**CHALLENGES**
**a)** According to the Film Food program notes, which three techniques does Švankmajer's Food (Jídlo) use?
**b)** Please echo the Film Food program notes word for word, everything from "Film Food—Celluloid Gastronomy" down to "philosophically—a cinematic supper.".
**c)** For each statement, answer yes or no according to the Film Food program notes, and quote the words that settle it. (i) Švankmajer conceived of Food as a political allegory in the 1980s. (ii) The program was curated and presented by Federico Rossin and Christopher Zimmerman. (iii) The Švankmajer interview quoted in the notes was given in 2002.

**EXTRACTED TEXT**
— begin —

This evening, we will be serving 'dinner' of our program 'Film Food--Celluloid Gastronomy' at Theatro Ena in Lefkosia, Cyprus to close out the 2012 edition of Images and Views of Alternative Cinema. Special thanks to Federico Rossin for his insights into the film selection and his collaborative spirit. What follows are my synopses of our three-course filmic meal. Bon appétit...
Film Food—Celluloid Gastronomy
curated and presented by
Federico Rossin and Christopher Zimmerman
Exploring
connections between experimental cinema and food, Film Food digs into the rich tapestry of metaphors and
ramifications of eating, consumption, ritual, etiquette, (in)digestion,
satiation, globalization… These films,
in creative and often experimental ways, create something akin to cinematic
nourishment—films about and with food that are themselves food to digest
aesthetically and philosophically—a cinematic supper.
Program 1: Breakfast 78:00
Jan Švankmajer Food (Jídlo) 1992 17:00 color, sound
| Jan Svankmajer's Food--1992 |
To say that food is a recurring theme in the work of
legendary Czech surrealist filmmaker Jan Švankmajer would be an understatement. Rather, food—and the often-abject nature of
eating—is ‘something of an obsession’ for Švankmajer. His overriding preoccupation with food is
most fully realized in his 1992 short Food
(Jídlo), which presents, using stop-animation, claymation, and live action,
a three-course cinematic meal: a
machine-like breakfast, an insatiable lunch, and a cannibalistic dinner. The three vignettes of Food suggest the existence of a dark underbelly to social ritual,
in which humans are equated with food and are devoured by mechanistic states of
desire. In an interview given in 2002,
Švankmajer explains that, ‘The ways people deal with food and eating can be
quite good at reflecting our civilization.’
He conceived of Food as a
political allegory in the 1970s during a period when the communist authorities
had banned him from making films.

— end —

**GIVEN DATA**

— begin —

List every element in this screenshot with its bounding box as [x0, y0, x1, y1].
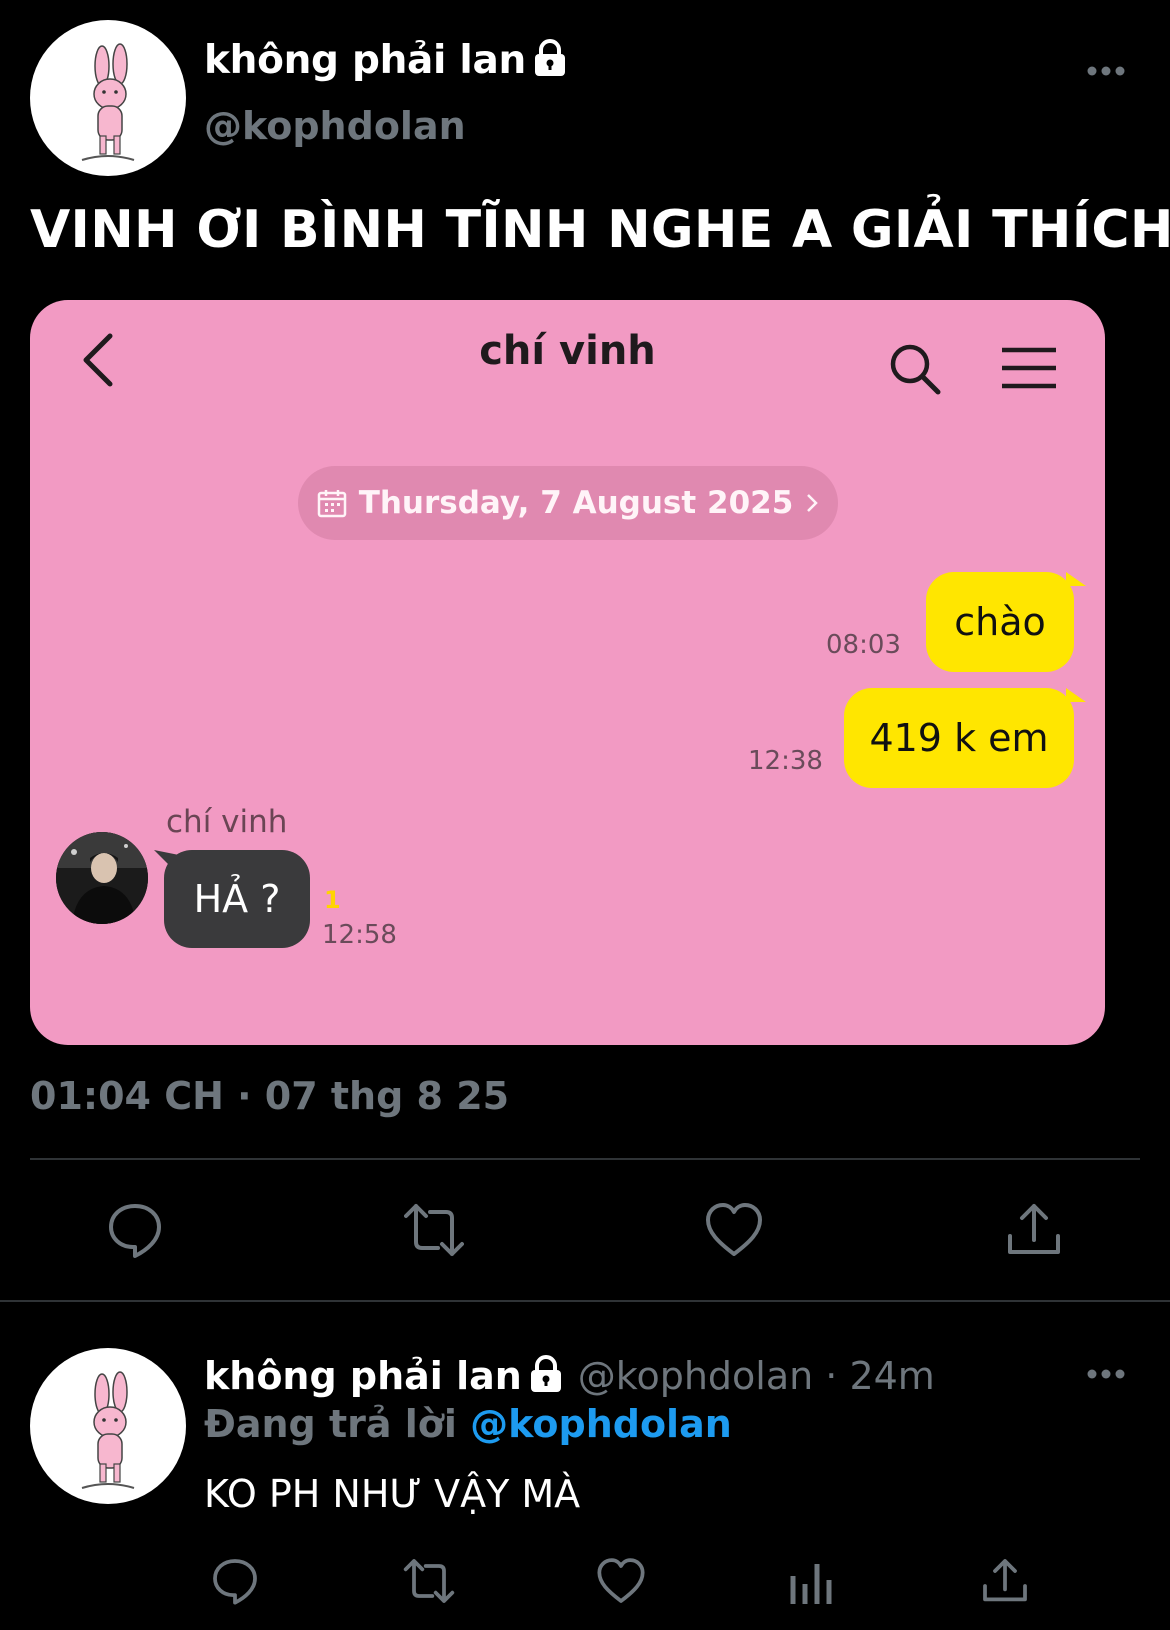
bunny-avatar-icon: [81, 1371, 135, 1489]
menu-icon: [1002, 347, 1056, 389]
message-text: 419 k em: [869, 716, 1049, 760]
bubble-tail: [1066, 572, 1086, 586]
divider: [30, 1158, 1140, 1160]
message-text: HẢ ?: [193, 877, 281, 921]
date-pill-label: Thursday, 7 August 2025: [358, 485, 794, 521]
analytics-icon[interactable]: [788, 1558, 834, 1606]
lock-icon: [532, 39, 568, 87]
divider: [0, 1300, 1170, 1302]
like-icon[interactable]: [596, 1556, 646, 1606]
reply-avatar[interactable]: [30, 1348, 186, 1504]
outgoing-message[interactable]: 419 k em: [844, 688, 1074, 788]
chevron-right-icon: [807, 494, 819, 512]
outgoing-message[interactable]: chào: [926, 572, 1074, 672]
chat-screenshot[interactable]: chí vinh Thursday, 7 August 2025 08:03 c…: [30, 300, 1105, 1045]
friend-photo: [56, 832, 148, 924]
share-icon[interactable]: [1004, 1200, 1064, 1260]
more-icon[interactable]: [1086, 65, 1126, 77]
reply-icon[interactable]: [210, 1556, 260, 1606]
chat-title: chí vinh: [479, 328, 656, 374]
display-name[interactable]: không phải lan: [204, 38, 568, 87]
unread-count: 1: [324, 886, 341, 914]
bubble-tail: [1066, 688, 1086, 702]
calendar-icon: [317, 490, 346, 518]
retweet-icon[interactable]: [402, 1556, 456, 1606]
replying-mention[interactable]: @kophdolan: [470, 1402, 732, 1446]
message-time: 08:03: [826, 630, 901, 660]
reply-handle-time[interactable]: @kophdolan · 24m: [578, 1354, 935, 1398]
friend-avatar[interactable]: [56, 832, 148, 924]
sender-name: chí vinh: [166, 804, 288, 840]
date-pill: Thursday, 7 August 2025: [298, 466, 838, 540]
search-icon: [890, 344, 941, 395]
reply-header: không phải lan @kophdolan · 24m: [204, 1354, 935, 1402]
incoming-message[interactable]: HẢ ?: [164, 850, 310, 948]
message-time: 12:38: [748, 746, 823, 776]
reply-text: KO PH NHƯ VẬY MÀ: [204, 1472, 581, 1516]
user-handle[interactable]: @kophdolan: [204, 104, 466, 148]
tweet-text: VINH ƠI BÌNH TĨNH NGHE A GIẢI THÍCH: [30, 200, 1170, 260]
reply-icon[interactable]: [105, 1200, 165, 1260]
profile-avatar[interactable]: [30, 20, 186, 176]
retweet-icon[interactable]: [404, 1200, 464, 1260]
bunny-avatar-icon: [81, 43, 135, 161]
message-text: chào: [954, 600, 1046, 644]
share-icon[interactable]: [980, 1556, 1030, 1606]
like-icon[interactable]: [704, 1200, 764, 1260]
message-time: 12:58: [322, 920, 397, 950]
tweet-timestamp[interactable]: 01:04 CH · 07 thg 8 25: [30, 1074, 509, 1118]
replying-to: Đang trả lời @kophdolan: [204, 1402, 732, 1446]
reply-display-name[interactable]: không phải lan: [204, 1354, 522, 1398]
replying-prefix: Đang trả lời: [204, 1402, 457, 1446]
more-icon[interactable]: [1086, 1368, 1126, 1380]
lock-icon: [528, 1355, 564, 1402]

— end —
— begin —

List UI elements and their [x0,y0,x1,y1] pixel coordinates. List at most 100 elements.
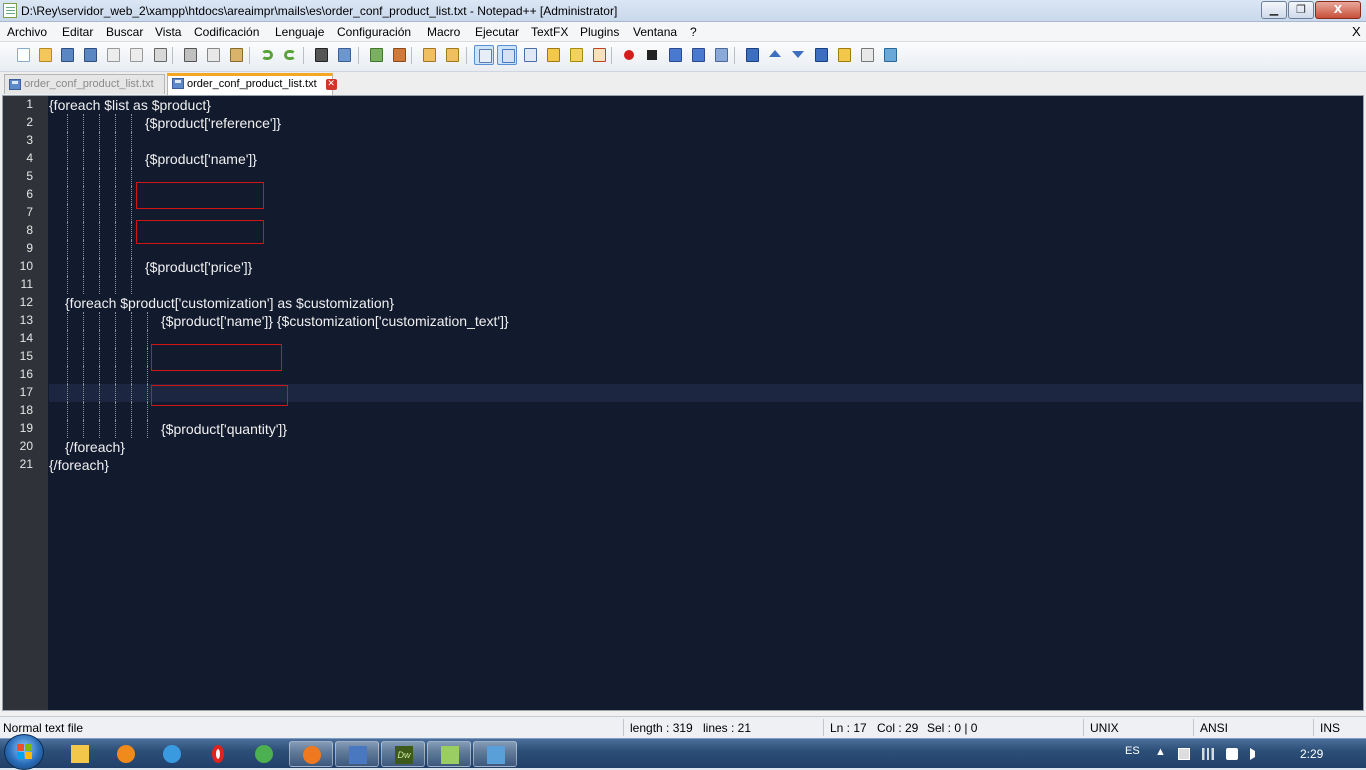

— end —

**EXPECTED RESPONSES**
**a)** Stop-animation, claymation, and live action.

**b)**
Film Food—Celluloid Gastronomy
curated and presented by
Federico Rossin and Christopher Zimmerman
Exploring
connections between experimental cinema and food, Film Food digs into the rich tapestry of metaphors and
ramifications of eating, consumption, ritual, etiquette, (in)digestion,
satiation, globalization… These films,
in creative and often experimental ways, create something akin to cinematic
nourishment—films about and with food that are themselves food to digest
aesthetically and philosophically—a cinematic supper.

**c)**
(i) No: "He conceived of Food as a political allegory in the 1970s"
(ii) Yes: "curated and presented by Federico Rossin and Christopher Zimmerman"
(iii) Yes: "In an interview given in 2002"